- **Material for the task**:
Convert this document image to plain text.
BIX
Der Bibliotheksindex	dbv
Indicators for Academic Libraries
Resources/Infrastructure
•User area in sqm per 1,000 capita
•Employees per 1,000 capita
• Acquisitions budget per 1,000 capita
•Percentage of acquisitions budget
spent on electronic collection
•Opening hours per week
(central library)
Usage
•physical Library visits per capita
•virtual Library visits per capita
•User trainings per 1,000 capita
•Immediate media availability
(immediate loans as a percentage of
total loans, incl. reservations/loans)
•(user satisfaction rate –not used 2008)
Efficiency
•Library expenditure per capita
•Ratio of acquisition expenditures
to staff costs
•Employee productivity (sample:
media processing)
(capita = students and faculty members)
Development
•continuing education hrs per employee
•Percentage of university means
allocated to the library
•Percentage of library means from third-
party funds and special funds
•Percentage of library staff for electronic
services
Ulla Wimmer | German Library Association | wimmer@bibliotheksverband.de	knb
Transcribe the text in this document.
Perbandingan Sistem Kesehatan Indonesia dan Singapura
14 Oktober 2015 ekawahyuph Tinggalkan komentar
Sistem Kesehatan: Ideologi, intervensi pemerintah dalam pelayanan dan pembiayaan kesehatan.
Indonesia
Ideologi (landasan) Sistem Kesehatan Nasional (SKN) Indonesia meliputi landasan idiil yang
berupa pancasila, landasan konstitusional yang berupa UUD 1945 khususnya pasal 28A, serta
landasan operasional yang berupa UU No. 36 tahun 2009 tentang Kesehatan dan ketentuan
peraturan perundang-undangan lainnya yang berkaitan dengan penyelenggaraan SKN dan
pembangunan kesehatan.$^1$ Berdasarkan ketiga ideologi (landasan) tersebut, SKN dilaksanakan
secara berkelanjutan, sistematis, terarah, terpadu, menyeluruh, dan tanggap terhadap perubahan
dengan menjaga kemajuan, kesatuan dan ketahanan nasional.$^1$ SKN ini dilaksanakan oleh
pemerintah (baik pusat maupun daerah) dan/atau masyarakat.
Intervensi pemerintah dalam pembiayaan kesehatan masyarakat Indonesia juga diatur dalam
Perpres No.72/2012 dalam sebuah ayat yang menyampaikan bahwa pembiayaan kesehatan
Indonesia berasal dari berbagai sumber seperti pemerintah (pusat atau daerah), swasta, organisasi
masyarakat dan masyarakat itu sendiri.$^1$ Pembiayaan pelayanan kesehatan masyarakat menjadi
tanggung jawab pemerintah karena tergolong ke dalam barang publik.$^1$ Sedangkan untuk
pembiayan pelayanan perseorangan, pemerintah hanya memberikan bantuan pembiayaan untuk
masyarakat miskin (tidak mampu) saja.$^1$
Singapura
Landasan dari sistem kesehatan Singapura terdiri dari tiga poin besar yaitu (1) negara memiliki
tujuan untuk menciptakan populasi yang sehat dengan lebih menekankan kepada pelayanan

- **What you should do**:
Each line of the listing should be echoed back exactly.

- **Solution**:
Convert this document image to plain text.
BIX
Der Bibliotheksindex	dbv
Indicators for Academic Libraries
Resources/Infrastructure
•User area in sqm per 1,000 capita
•Employees per 1,000 capita
• Acquisitions budget per 1,000 capita
•Percentage of acquisitions budget
spent on electronic collection
•Opening hours per week
(central library)
Usage
•physical Library visits per capita
•virtual Library visits per capita
•User trainings per 1,000 capita
•Immediate media availability
(immediate loans as a percentage of
total loans, incl. reservations/loans)
•(user satisfaction rate –not used 2008)
Efficiency
•Library expenditure per capita
•Ratio of acquisition expenditures
to staff costs
•Employee productivity (sample:
media processing)
(capita = students and faculty members)
Development
•continuing education hrs per employee
•Percentage of university means
allocated to the library
•Percentage of library means from third-
party funds and special funds
•Percentage of library staff for electronic
services
Ulla Wimmer | German Library Association | wimmer@bibliotheksverband.de	knb
Transcribe the text in this document.
Perbandingan Sistem Kesehatan Indonesia dan Singapura
14 Oktober 2015 ekawahyuph Tinggalkan komentar
Sistem Kesehatan: Ideologi, intervensi pemerintah dalam pelayanan dan pembiayaan kesehatan.
Indonesia
Ideologi (landasan) Sistem Kesehatan Nasional (SKN) Indonesia meliputi landasan idiil yang
berupa pancasila, landasan konstitusional yang berupa UUD 1945 khususnya pasal 28A, serta
landasan operasional yang berupa UU No. 36 tahun 2009 tentang Kesehatan dan ketentuan
peraturan perundang-undangan lainnya yang berkaitan dengan penyelenggaraan SKN dan
pembangunan kesehatan.$^1$ Berdasarkan ketiga ideologi (landasan) tersebut, SKN dilaksanakan
secara berkelanjutan, sistematis, terarah, terpadu, menyeluruh, dan tanggap terhadap perubahan
dengan menjaga kemajuan, kesatuan dan ketahanan nasional.$^1$ SKN ini dilaksanakan oleh
pemerintah (baik pusat maupun daerah) dan/atau masyarakat.
Intervensi pemerintah dalam pembiayaan kesehatan masyarakat Indonesia juga diatur dalam
Perpres No.72/2012 dalam sebuah ayat yang menyampaikan bahwa pembiayaan kesehatan
Indonesia berasal dari berbagai sumber seperti pemerintah (pusat atau daerah), swasta, organisasi
masyarakat dan masyarakat itu sendiri.$^1$ Pembiayaan pelayanan kesehatan masyarakat menjadi
tanggung jawab pemerintah karena tergolong ke dalam barang publik.$^1$ Sedangkan untuk
pembiayan pelayanan perseorangan, pemerintah hanya memberikan bantuan pembiayaan untuk
masyarakat miskin (tidak mampu) saja.$^1$
Singapura
Landasan dari sistem kesehatan Singapura terdiri dari tiga poin besar yaitu (1) negara memiliki
tujuan untuk menciptakan populasi yang sehat dengan lebih menekankan kepada pelayanan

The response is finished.